**** DATA EXTRACT ****
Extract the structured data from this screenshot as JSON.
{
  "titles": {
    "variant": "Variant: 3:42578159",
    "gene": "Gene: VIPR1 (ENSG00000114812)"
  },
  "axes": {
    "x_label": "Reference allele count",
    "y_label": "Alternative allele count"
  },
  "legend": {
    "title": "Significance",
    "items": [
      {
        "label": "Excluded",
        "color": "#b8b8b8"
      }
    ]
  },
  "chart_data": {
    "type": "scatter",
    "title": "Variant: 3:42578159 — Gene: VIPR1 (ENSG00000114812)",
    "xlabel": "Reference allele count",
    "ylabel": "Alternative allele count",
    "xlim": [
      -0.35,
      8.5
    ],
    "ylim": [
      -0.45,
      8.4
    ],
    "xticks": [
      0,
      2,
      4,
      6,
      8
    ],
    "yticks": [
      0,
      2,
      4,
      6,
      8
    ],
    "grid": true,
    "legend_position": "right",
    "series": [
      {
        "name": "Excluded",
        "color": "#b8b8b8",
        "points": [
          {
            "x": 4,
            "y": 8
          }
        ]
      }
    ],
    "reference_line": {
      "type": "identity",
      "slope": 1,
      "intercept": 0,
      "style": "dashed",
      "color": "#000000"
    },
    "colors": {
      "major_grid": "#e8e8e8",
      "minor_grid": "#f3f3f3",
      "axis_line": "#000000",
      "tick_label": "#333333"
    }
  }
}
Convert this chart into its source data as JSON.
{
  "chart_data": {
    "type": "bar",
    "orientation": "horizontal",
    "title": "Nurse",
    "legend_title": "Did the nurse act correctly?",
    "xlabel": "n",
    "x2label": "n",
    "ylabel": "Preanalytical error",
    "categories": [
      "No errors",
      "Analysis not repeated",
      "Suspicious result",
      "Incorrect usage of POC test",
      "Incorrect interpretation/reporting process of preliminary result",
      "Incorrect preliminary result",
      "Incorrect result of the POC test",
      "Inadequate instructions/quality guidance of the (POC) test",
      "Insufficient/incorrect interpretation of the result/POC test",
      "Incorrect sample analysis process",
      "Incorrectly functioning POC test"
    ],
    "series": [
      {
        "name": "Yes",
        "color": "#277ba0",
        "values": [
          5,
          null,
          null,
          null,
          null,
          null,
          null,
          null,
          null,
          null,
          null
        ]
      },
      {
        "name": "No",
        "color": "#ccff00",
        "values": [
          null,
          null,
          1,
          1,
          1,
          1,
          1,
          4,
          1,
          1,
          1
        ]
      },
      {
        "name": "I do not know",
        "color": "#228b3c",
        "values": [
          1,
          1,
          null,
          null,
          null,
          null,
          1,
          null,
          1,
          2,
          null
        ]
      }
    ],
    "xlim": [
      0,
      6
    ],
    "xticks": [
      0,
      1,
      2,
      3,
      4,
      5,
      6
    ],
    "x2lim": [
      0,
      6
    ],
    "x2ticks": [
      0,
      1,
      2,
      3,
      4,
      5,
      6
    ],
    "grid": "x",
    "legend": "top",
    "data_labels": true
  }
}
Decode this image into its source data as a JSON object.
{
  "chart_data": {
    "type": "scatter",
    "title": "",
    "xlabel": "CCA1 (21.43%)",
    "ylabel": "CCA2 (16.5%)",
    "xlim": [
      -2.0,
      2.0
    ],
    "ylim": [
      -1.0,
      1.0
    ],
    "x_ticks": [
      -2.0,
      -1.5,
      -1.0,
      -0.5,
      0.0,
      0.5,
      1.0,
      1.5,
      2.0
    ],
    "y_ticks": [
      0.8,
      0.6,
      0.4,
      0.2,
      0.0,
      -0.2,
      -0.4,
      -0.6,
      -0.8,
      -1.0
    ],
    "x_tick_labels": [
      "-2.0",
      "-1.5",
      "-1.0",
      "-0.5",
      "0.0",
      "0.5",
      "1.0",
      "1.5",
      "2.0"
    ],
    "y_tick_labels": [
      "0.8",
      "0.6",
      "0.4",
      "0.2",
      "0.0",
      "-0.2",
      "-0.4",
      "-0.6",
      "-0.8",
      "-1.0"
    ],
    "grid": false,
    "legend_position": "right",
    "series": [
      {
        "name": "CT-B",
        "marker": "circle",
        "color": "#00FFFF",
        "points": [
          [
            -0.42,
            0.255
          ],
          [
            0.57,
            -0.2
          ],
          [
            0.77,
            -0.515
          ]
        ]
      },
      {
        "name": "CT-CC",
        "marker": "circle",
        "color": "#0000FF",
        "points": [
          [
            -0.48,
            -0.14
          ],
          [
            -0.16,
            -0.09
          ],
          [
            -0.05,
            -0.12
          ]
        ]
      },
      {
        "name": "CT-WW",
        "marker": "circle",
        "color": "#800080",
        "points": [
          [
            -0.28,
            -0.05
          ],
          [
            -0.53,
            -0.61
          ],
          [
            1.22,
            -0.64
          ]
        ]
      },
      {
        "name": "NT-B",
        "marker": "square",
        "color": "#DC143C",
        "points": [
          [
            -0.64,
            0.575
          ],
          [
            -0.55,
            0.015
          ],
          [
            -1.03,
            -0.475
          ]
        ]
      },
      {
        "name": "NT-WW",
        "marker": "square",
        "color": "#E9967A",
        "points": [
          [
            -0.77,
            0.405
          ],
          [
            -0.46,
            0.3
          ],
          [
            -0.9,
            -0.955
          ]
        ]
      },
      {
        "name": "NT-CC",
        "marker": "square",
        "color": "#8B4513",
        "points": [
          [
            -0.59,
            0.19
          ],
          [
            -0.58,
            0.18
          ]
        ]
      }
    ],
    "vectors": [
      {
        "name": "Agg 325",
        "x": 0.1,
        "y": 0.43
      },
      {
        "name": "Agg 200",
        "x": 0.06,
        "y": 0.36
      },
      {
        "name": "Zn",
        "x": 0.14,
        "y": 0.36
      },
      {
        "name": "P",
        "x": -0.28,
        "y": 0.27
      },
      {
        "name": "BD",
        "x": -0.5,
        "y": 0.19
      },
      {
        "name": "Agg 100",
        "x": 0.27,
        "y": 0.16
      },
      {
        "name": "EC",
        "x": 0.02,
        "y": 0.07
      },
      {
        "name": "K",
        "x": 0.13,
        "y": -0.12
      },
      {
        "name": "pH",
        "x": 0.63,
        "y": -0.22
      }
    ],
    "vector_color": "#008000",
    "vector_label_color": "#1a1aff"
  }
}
****
AIM - Quote the whole listing above, leaving nothing out.

ANSWER TO THE TASK -
Extract the structured data from this screenshot as JSON.
{
  "titles": {
    "variant": "Variant: 3:42578159",
    "gene": "Gene: VIPR1 (ENSG00000114812)"
  },
  "axes": {
    "x_label": "Reference allele count",
    "y_label": "Alternative allele count"
  },
  "legend": {
    "title": "Significance",
    "items": [
      {
        "label": "Excluded",
        "color": "#b8b8b8"
      }
    ]
  },
  "chart_data": {
    "type": "scatter",
    "title": "Variant: 3:42578159 — Gene: VIPR1 (ENSG00000114812)",
    "xlabel": "Reference allele count",
    "ylabel": "Alternative allele count",
    "xlim": [
      -0.35,
      8.5
    ],
    "ylim": [
      -0.45,
      8.4
    ],
    "xticks": [
      0,
      2,
      4,
      6,
      8
    ],
    "yticks": [
      0,
      2,
      4,
      6,
      8
    ],
    "grid": true,
    "legend_position": "right",
    "series": [
      {
        "name": "Excluded",
        "color": "#b8b8b8",
        "points": [
          {
            "x": 4,
            "y": 8
          }
        ]
      }
    ],
    "reference_line": {
      "type": "identity",
      "slope": 1,
      "intercept": 0,
      "style": "dashed",
      "color": "#000000"
    },
    "colors": {
      "major_grid": "#e8e8e8",
      "minor_grid": "#f3f3f3",
      "axis_line": "#000000",
      "tick_label": "#333333"
    }
  }
}
Convert this chart into its source data as JSON.
{
  "chart_data": {
    "type": "bar",
    "orientation": "horizontal",
    "title": "Nurse",
    "legend_title": "Did the nurse act correctly?",
    "xlabel": "n",
    "x2label": "n",
    "ylabel": "Preanalytical error",
    "categories": [
      "No errors",
      "Analysis not repeated",
      "Suspicious result",
      "Incorrect usage of POC test",
      "Incorrect interpretation/reporting process of preliminary result",
      "Incorrect preliminary result",
      "Incorrect result of the POC test",
      "Inadequate instructions/quality guidance of the (POC) test",
      "Insufficient/incorrect interpretation of the result/POC test",
      "Incorrect sample analysis process",
      "Incorrectly functioning POC test"
    ],
    "series": [
      {
        "name": "Yes",
        "color": "#277ba0",
        "values": [
          5,
          null,
          null,
          null,
          null,
          null,
          null,
          null,
          null,
          null,
          null
        ]
      },
      {
        "name": "No",
        "color": "#ccff00",
        "values": [
          null,
          null,
          1,
          1,
          1,
          1,
          1,
          4,
          1,
          1,
          1
        ]
      },
      {
        "name": "I do not know",
        "color": "#228b3c",
        "values": [
          1,
          1,
          null,
          null,
          null,
          null,
          1,
          null,
          1,
          2,
          null
        ]
      }
    ],
    "xlim": [
      0,
      6
    ],
    "xticks": [
      0,
      1,
      2,
      3,
      4,
      5,
      6
    ],
    "x2lim": [
      0,
      6
    ],
    "x2ticks": [
      0,
      1,
      2,
      3,
      4,
      5,
      6
    ],
    "grid": "x",
    "legend": "top",
    "data_labels": true
  }
}
Decode this image into its source data as a JSON object.
{
  "chart_data": {
    "type": "scatter",
    "title": "",
    "xlabel": "CCA1 (21.43%)",
    "ylabel": "CCA2 (16.5%)",
    "xlim": [
      -2.0,
      2.0
    ],
    "ylim": [
      -1.0,
      1.0
    ],
    "x_ticks": [
      -2.0,
      -1.5,
      -1.0,
      -0.5,
      0.0,
      0.5,
      1.0,
      1.5,
      2.0
    ],
    "y_ticks": [
      0.8,
      0.6,
      0.4,
      0.2,
      0.0,
      -0.2,
      -0.4,
      -0.6,
      -0.8,
      -1.0
    ],
    "x_tick_labels": [
      "-2.0",
      "-1.5",
      "-1.0",
      "-0.5",
      "0.0",
      "0.5",
      "1.0",
      "1.5",
      "2.0"
    ],
    "y_tick_labels": [
      "0.8",
      "0.6",
      "0.4",
      "0.2",
      "0.0",
      "-0.2",
      "-0.4",
      "-0.6",
      "-0.8",
      "-1.0"
    ],
    "grid": false,
    "legend_position": "right",
    "series": [
      {
        "name": "CT-B",
        "marker": "circle",
        "color": "#00FFFF",
        "points": [
          [
            -0.42,
            0.255
          ],
          [
            0.57,
            -0.2
          ],
          [
            0.77,
            -0.515
          ]
        ]
      },
      {
        "name": "CT-CC",
        "marker": "circle",
        "color": "#0000FF",
        "points": [
          [
            -0.48,
            -0.14
          ],
          [
            -0.16,
            -0.09
          ],
          [
            -0.05,
            -0.12
          ]
        ]
      },
      {
        "name": "CT-WW",
        "marker": "circle",
        "color": "#800080",
        "points": [
          [
            -0.28,
            -0.05
          ],
          [
            -0.53,
            -0.61
          ],
          [
            1.22,
            -0.64
          ]
        ]
      },
      {
        "name": "NT-B",
        "marker": "square",
        "color": "#DC143C",
        "points": [
          [
            -0.64,
            0.575
          ],
          [
            -0.55,
            0.015
          ],
          [
            -1.03,
            -0.475
          ]
        ]
      },
      {
        "name": "NT-WW",
        "marker": "square",
        "color": "#E9967A",
        "points": [
          [
            -0.77,
            0.405
          ],
          [
            -0.46,
            0.3
          ],
          [
            -0.9,
            -0.955
          ]
        ]
      },
      {
        "name": "NT-CC",
        "marker": "square",
        "color": "#8B4513",
        "points": [
          [
            -0.59,
            0.19
          ],
          [
            -0.58,
            0.18
          ]
        ]
      }
    ],
    "vectors": [
      {
        "name": "Agg 325",
        "x": 0.1,
        "y": 0.43
      },
      {
        "name": "Agg 200",
        "x": 0.06,
        "y": 0.36
      },
      {
        "name": "Zn",
        "x": 0.14,
        "y": 0.36
      },
      {
        "name": "P",
        "x": -0.28,
        "y": 0.27
      },
      {
        "name": "BD",
        "x": -0.5,
        "y": 0.19
      },
      {
        "name": "Agg 100",
        "x": 0.27,
        "y": 0.16
      },
      {
        "name": "EC",
        "x": 0.02,
        "y": 0.07
      },
      {
        "name": "K",
        "x": 0.13,
        "y": -0.12
      },
      {
        "name": "pH",
        "x": 0.63,
        "y": -0.22
      }
    ],
    "vector_color": "#008000",
    "vector_label_color": "#1a1aff"
  }
}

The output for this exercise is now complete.